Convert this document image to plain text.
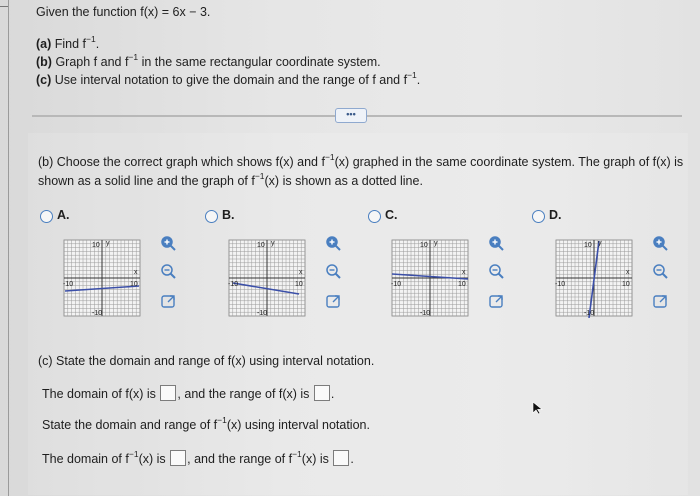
Given the function f(x) = 6x − 3.
(a) Find $f^{-1}$.
(b) Graph f and $f^{-1}$ in the same rectangular coordinate system.
(c) Use interval notation to give the domain and the range of f and $f^{-1}$.
•••
(b) Choose the correct graph which shows f(x) and $f^{-1}(x)$ graphed in the same coordinate system. The graph of f(x) is
shown as a solid line and the graph of $f^{-1}(x)$ is shown as a dotted line.
A.
10
-10
-10	10
y
x
B.
10
-10
-10	10
y
x
C.
10
-10
-10	10
y
x
D.
10
-10
-10	10
y
x
(c) State the domain and range of f(x) using interval notation.
The domain of f(x) is , and the range of f(x) is .
State the domain and range of $f^{-1}(x)$ using interval notation.
The domain of $f^{-1}(x)$ is , and the range of $f^{-1}(x)$ is .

***

(Written exercise) Restate the data above word for word. Skip every picture.

(Task response)
Convert this document image to plain text.
Given the function f(x) = 6x − 3.
(a) Find $f^{-1}$.
(b) Graph f and $f^{-1}$ in the same rectangular coordinate system.
(c) Use interval notation to give the domain and the range of f and $f^{-1}$.
•••
(b) Choose the correct graph which shows f(x) and $f^{-1}(x)$ graphed in the same coordinate system. The graph of f(x) is
shown as a solid line and the graph of $f^{-1}(x)$ is shown as a dotted line.
A.
10
-10
-10	10
y
x
B.
10
-10
-10	10
y
x
C.
10
-10
-10	10
y
x
D.
10
-10
-10	10
y
x
(c) State the domain and range of f(x) using interval notation.
The domain of f(x) is , and the range of f(x) is .
State the domain and range of $f^{-1}(x)$ using interval notation.
The domain of $f^{-1}(x)$ is , and the range of $f^{-1}(x)$ is .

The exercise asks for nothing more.